• YOUR TASK
List each line in which the string "heart" appears.
===== EXTRACTED INFORMATION
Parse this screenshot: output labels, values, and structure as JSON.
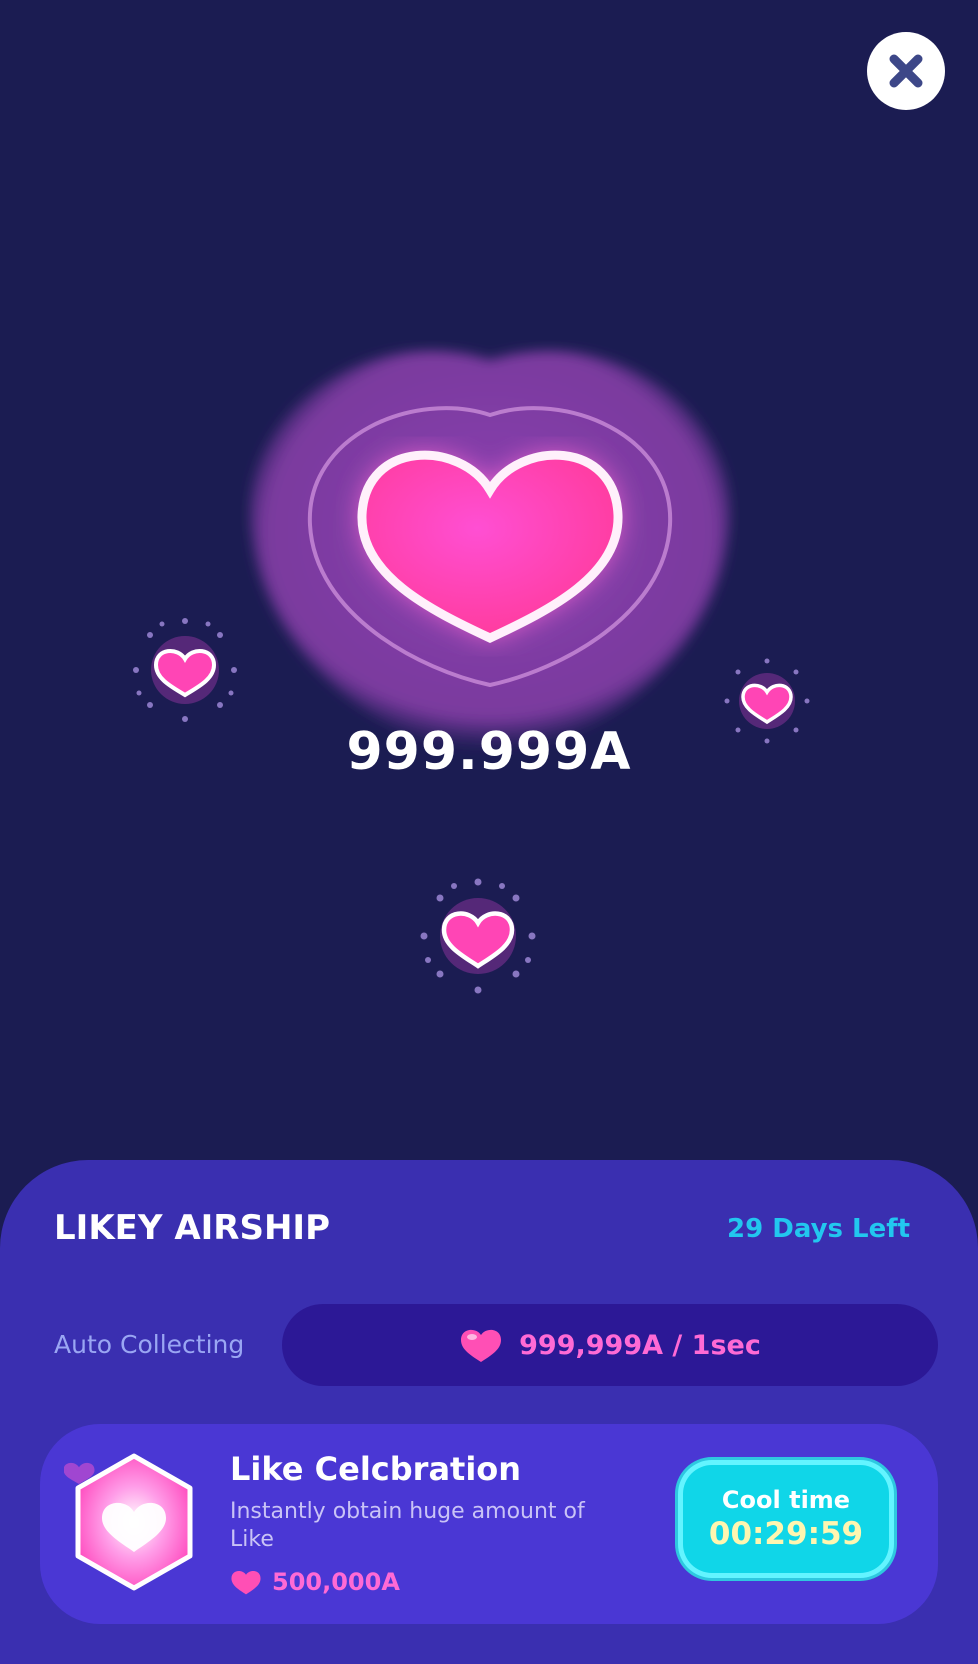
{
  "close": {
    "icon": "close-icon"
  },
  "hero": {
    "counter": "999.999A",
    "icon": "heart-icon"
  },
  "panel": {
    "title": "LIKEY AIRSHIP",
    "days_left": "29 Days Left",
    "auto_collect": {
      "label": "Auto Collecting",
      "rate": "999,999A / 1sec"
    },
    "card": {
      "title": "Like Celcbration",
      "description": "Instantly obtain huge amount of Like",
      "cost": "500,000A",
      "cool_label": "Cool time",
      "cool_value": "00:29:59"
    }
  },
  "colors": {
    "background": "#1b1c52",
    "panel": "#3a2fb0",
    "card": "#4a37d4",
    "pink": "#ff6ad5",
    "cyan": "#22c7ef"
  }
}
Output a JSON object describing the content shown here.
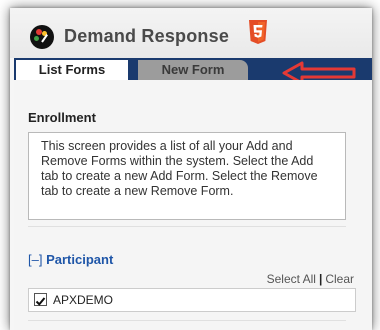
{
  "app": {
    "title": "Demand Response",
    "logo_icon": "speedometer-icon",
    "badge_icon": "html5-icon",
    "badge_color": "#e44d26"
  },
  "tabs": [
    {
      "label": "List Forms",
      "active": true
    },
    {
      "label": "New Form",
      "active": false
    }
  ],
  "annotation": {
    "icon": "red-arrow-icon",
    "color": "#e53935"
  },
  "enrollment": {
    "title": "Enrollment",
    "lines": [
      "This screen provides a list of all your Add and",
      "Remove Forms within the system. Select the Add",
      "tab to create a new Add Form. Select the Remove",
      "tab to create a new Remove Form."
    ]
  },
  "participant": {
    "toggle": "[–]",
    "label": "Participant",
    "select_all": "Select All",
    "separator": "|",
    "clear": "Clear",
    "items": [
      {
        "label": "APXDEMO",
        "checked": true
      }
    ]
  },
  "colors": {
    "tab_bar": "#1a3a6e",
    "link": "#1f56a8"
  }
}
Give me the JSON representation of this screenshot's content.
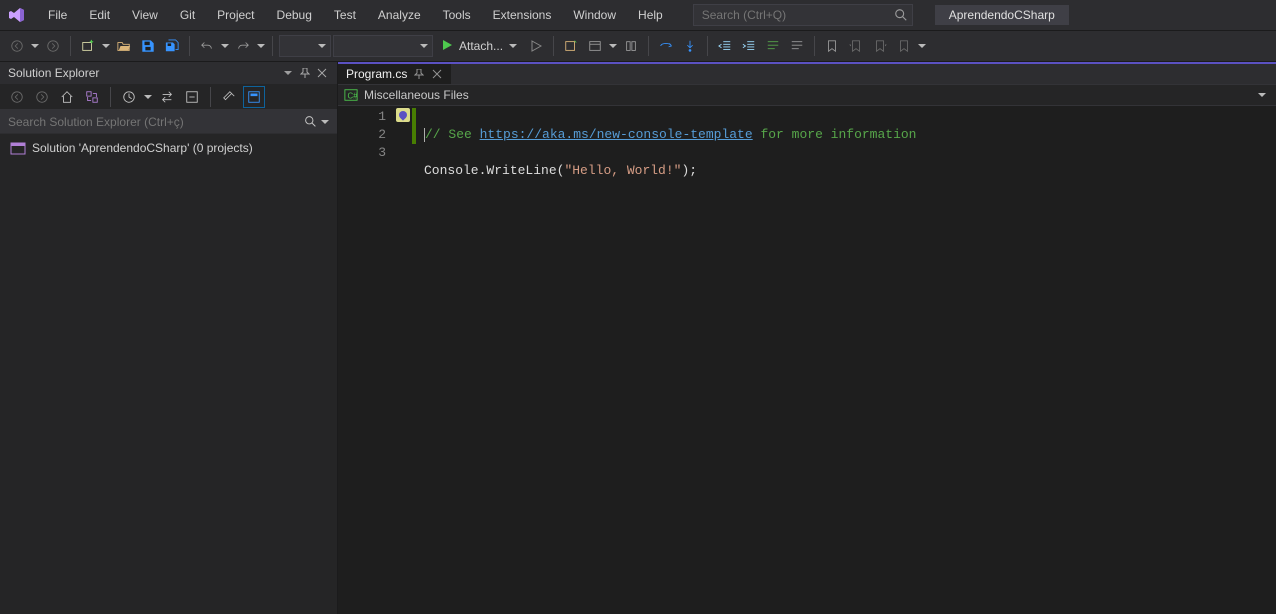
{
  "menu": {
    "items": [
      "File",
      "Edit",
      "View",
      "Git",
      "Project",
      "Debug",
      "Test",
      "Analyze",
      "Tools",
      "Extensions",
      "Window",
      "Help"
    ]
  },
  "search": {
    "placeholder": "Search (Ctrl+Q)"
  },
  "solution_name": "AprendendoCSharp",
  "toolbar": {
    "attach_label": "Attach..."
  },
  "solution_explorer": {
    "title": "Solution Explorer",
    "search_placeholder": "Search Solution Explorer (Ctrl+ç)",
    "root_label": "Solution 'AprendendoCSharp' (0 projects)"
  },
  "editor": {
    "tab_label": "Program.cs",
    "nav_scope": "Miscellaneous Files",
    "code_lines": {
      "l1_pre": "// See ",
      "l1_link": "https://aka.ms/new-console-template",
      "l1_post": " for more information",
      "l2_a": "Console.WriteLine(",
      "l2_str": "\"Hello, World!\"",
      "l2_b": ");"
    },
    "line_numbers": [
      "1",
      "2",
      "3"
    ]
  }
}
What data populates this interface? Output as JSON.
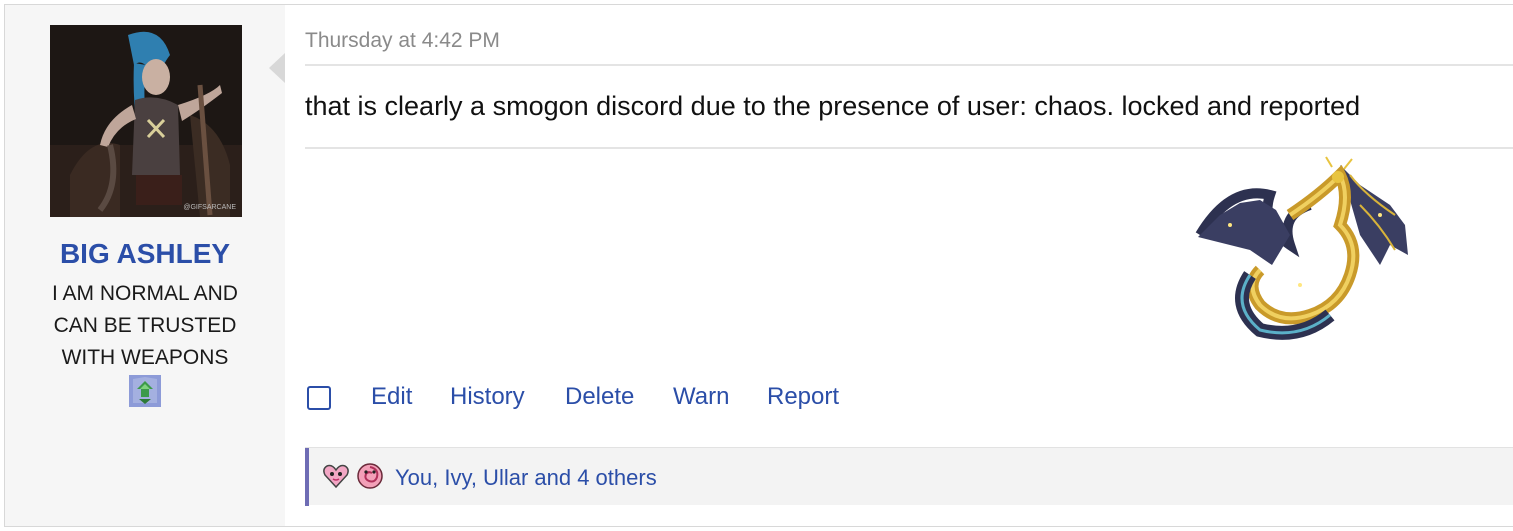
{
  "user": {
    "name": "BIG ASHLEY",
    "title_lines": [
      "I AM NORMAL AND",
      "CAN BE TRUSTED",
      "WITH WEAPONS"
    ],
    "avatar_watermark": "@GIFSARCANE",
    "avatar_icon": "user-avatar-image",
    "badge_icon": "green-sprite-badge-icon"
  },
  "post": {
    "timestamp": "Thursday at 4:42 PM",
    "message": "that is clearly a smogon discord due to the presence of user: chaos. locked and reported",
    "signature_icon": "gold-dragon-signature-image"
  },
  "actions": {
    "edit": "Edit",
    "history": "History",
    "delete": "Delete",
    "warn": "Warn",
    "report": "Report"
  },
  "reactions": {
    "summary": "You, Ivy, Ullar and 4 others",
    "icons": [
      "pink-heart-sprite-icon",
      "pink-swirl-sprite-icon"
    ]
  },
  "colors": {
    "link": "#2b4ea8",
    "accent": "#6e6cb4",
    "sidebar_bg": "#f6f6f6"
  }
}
==========
• SOLVED PROBLEM
    "icon": "heart-icon"
      "pink-heart-sprite-icon",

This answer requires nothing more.